Exercise aim:
State how many lines contain "있습니다", and write nothing except that count.
--- begin Data provided ---
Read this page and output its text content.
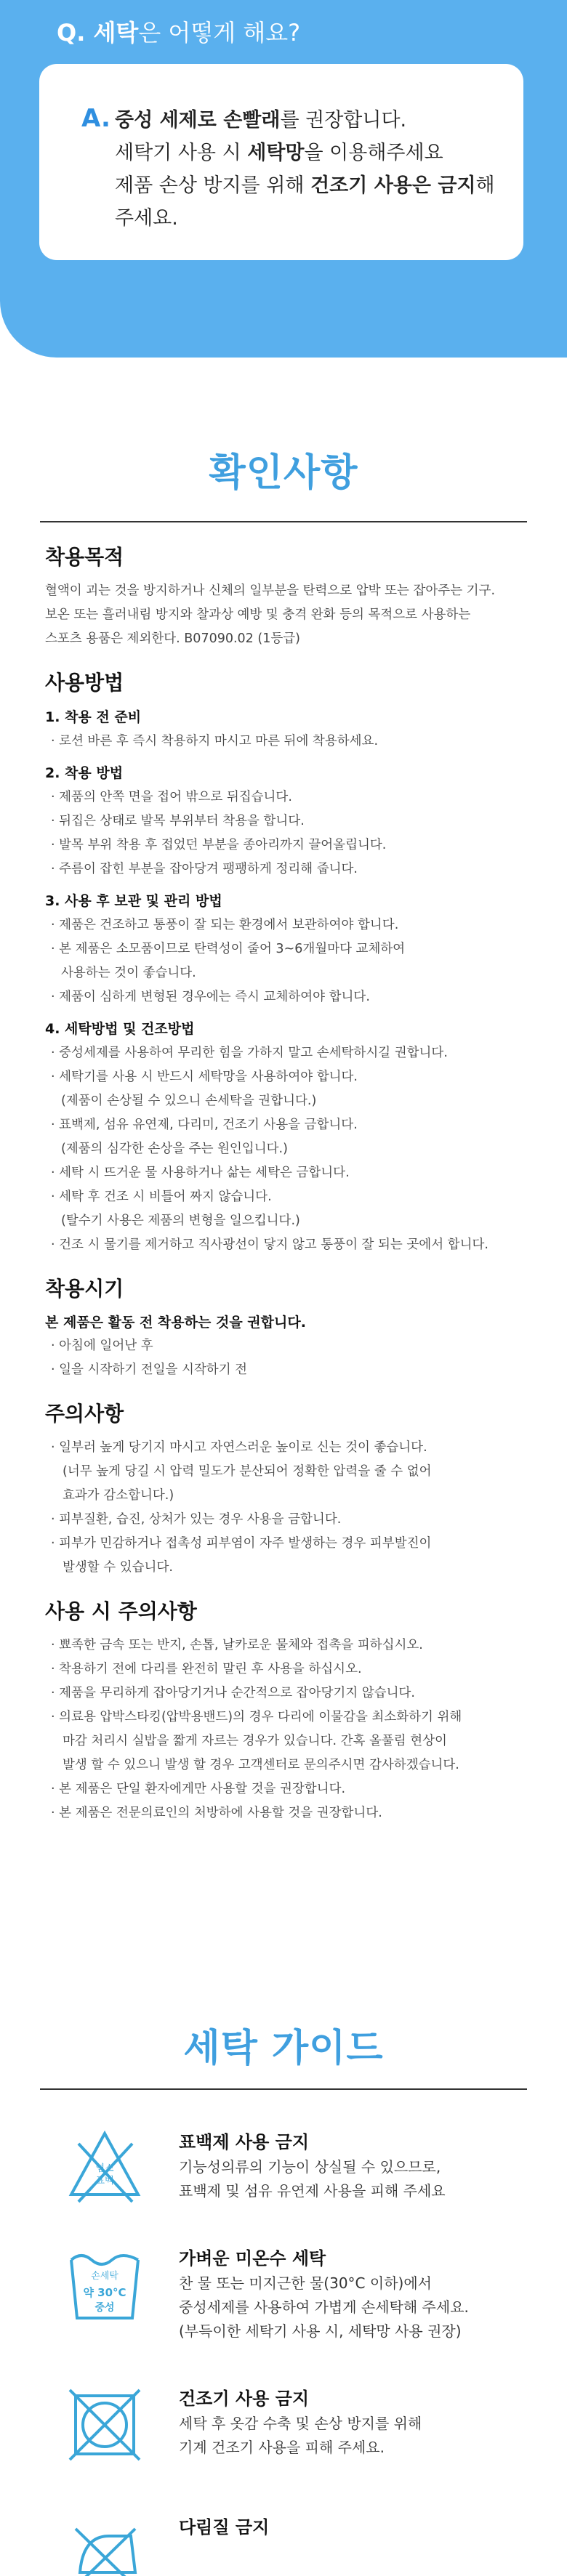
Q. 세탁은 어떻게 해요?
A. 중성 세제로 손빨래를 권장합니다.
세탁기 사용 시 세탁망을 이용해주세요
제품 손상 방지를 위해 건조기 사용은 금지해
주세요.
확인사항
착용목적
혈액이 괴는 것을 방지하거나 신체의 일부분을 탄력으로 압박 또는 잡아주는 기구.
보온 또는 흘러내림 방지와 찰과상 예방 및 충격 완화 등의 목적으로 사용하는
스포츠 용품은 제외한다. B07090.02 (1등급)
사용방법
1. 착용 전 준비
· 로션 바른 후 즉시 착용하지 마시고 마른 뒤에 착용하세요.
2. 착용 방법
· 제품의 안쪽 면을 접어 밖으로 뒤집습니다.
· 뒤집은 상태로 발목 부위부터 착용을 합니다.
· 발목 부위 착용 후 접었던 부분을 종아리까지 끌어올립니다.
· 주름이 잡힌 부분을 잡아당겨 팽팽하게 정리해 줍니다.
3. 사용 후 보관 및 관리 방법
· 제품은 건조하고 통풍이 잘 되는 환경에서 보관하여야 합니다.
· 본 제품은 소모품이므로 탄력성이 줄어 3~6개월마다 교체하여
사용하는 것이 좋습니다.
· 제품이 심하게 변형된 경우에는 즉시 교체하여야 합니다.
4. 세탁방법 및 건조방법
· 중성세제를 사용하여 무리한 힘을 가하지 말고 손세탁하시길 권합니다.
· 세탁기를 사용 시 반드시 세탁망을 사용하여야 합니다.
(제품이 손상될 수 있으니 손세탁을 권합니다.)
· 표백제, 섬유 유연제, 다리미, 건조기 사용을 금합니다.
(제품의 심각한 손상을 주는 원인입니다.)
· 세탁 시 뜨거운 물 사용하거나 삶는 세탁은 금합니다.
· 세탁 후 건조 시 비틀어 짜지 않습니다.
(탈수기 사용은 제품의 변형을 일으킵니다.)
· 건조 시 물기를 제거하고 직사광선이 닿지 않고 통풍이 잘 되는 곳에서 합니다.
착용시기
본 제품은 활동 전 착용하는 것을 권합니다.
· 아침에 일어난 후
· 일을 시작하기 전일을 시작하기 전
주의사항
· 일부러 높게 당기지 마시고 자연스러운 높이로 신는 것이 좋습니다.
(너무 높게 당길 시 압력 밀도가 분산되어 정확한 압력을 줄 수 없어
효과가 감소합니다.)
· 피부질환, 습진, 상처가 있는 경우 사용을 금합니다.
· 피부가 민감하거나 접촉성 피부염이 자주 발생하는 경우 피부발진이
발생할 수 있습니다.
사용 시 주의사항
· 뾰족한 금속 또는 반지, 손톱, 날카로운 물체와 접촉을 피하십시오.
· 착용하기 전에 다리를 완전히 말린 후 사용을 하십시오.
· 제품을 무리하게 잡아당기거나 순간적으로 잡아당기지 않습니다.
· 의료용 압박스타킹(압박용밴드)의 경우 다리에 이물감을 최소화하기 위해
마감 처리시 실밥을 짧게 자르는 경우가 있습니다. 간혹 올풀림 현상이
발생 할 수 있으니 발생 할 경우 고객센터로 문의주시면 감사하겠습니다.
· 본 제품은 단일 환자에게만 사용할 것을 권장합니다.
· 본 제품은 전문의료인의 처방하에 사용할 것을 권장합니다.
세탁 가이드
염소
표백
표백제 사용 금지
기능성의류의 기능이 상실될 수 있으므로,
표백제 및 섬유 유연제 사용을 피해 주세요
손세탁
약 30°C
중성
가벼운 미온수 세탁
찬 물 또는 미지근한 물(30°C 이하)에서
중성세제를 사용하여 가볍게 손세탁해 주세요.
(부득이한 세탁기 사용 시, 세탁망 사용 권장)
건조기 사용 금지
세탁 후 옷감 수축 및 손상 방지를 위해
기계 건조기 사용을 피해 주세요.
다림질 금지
--- end Data provided ---
--- begin Data provided ---
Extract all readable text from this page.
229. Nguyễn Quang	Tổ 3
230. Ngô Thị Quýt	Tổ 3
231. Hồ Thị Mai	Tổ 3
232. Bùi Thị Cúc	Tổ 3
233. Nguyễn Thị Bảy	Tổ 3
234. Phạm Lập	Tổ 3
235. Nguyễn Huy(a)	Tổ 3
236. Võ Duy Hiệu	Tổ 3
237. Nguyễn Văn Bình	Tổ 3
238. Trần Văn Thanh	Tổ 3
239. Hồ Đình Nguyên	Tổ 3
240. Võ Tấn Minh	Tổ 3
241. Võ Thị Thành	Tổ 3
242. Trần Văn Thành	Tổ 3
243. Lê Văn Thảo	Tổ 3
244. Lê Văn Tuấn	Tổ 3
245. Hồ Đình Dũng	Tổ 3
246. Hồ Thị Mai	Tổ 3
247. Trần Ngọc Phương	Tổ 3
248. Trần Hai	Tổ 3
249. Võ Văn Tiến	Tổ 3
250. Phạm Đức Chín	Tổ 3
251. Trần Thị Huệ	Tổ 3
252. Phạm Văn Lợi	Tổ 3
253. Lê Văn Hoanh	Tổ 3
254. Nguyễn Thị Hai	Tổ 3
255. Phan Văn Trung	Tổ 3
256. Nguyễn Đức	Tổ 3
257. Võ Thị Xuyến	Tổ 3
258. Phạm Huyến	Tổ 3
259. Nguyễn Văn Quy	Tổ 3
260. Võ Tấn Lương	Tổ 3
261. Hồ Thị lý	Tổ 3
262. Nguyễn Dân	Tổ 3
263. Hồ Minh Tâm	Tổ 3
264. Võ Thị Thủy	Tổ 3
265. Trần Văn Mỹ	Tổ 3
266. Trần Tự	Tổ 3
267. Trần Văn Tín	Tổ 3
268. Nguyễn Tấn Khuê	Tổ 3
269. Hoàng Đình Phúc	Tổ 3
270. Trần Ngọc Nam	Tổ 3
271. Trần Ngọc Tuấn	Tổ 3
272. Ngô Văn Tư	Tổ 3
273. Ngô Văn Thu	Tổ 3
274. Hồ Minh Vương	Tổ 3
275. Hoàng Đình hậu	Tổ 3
--- end Data provided ---
Correct answer:
2